> **EXERCISE BRIEF**: Check each line for the string "сразу". Give only the count of lines that have it.
Start of DATA ROWS
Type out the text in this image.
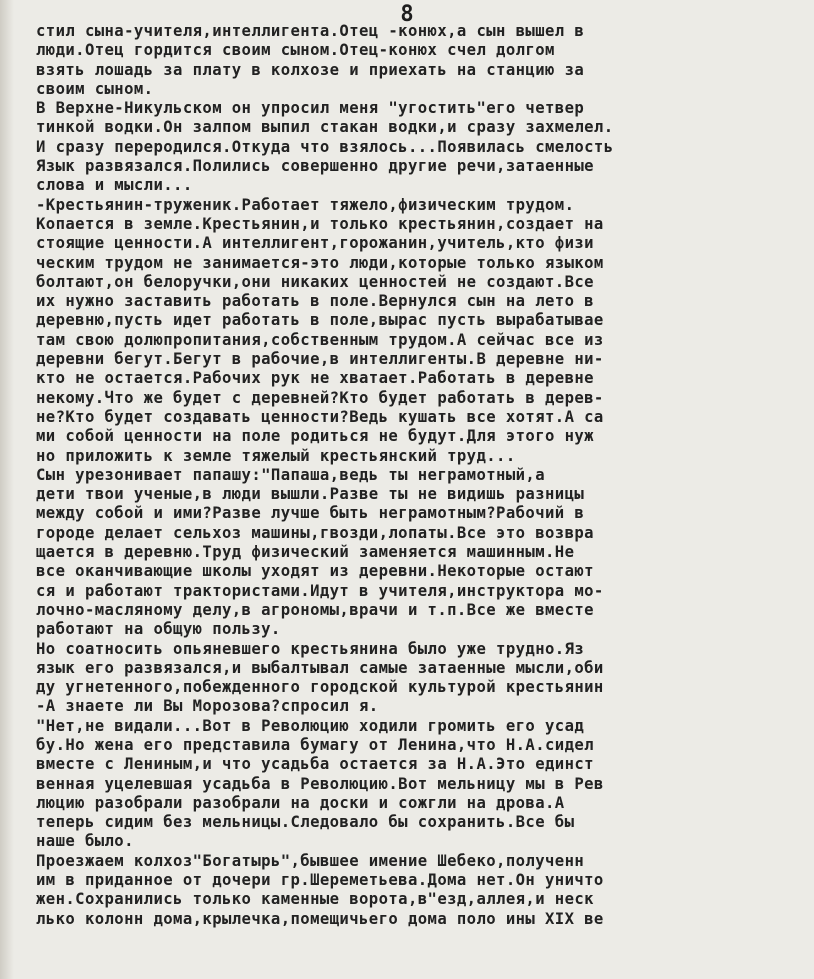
8
стил сына-учителя,интеллигента.Отец -конюх,а сын вышел в
люди.Отец гордится своим сыном.Отец-конюх счел долгом
взять лошадь за плату в колхозе и приехать на станцию за
своим сыном.
В Верхне-Никульском он упросил меня "угостить"его четвер
тинкой водки.Он залпом выпил стакан водки,и сразу захмелел.
И сразу переродился.Откуда что взялось...Появилась смелость
Язык развязался.Полились совершенно другие речи,затаенные
слова и мысли...
-Крестьянин-труженик.Работает тяжело,физическим трудом.
Копается в земле.Крестьянин,и только крестьянин,создает на
стоящие ценности.А интеллигент,горожанин,учитель,кто физи
ческим трудом не занимается-это люди,которые только языком
болтают,он белоручки,они никаких ценностей не создают.Все
их нужно заставить работать в поле.Вернулся сын на лето в
деревню,пусть идет работать в поле,вырас пусть вырабатывае
там свою долюпропитания,собственным трудом.А сейчас все из
деревни бегут.Бегут в рабочие,в интеллигенты.В деревне ни-
кто не остается.Рабочих рук не хватает.Работать в деревне
некому.Что же будет с деревней?Кто будет работать в дерев-
не?Кто будет создавать ценности?Ведь кушать все хотят.А са
ми собой ценности на поле родиться не будут.Для этого нуж
но приложить к земле тяжелый крестьянский труд...
Сын урезонивает папашу:"Папаша,ведь ты неграмотный,а
дети твои ученые,в люди вышли.Разве ты не видишь разницы
между собой и ими?Разве лучше быть неграмотным?Рабочий в
городе делает сельхоз машины,гвозди,лопаты.Все это возвра
щается в деревню.Труд физический заменяется машинным.Не
все оканчивающие школы уходят из деревни.Некоторые остают
ся и работают трактористами.Идут в учителя,инструктора мо-
лочно-масляному делу,в агрономы,врачи и т.п.Все же вместе
работают на общую пользу.
Но соатносить опьяневшего крестьянина было уже трудно.Яз
язык его развязался,и выбалтывал самые затаенные мысли,оби
ду угнетенного,побежденного городской культурой крестьянин
-А знаете ли Вы Морозова?спросил я.
"Нет,не видали...Вот в Революцию ходили громить его усад
бу.Но жена его представила бумагу от Ленина,что Н.А.сидел
вместе с Лениным,и что усадьба остается за Н.А.Это единст
венная уцелевшая усадьба в Революцию.Вот мельницу мы в Рев
люцию разобрали разобрали на доски и сожгли на дрова.А
теперь сидим без мельницы.Следовало бы сохранить.Все бы
наше было.
Проезжаем колхоз"Богатырь",бывшее имение Шебеко,полученн
им в приданное от дочери гр.Шереметьева.Дома нет.Он уничто
жен.Сохранились только каменные ворота,в"езд,аллея,и неск
лько колонн дома,крылечка,помещичьего дома поло ины XIX ве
End of DATA ROWS
> **COMPLETED EXERCISE**: 2